Written request ▸ All lines holding the string "Kosso" are to be shown.

Given data ▸
================================

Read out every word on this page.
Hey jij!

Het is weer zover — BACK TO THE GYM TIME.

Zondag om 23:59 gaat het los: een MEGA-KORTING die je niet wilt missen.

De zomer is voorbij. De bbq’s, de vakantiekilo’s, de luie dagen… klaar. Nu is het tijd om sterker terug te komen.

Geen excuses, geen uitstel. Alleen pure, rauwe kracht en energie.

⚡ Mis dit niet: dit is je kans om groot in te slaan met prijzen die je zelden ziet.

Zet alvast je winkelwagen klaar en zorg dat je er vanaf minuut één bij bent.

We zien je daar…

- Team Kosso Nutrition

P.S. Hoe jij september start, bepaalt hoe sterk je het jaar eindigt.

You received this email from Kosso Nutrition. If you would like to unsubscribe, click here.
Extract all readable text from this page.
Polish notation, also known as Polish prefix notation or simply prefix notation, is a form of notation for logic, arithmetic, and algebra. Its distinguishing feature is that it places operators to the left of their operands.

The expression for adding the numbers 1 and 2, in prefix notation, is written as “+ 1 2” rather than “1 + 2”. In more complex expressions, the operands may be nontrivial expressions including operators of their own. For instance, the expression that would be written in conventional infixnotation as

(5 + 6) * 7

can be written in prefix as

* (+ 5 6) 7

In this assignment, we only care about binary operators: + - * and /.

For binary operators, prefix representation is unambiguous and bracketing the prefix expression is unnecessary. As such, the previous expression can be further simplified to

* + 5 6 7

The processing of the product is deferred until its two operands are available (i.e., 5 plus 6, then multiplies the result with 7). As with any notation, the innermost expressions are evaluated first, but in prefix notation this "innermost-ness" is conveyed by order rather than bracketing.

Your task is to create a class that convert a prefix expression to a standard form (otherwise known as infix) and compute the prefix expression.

================================

Task solution ▸
- Team Kosso Nutrition
You received this email from Kosso Nutrition. If you would like to unsubscribe, click here.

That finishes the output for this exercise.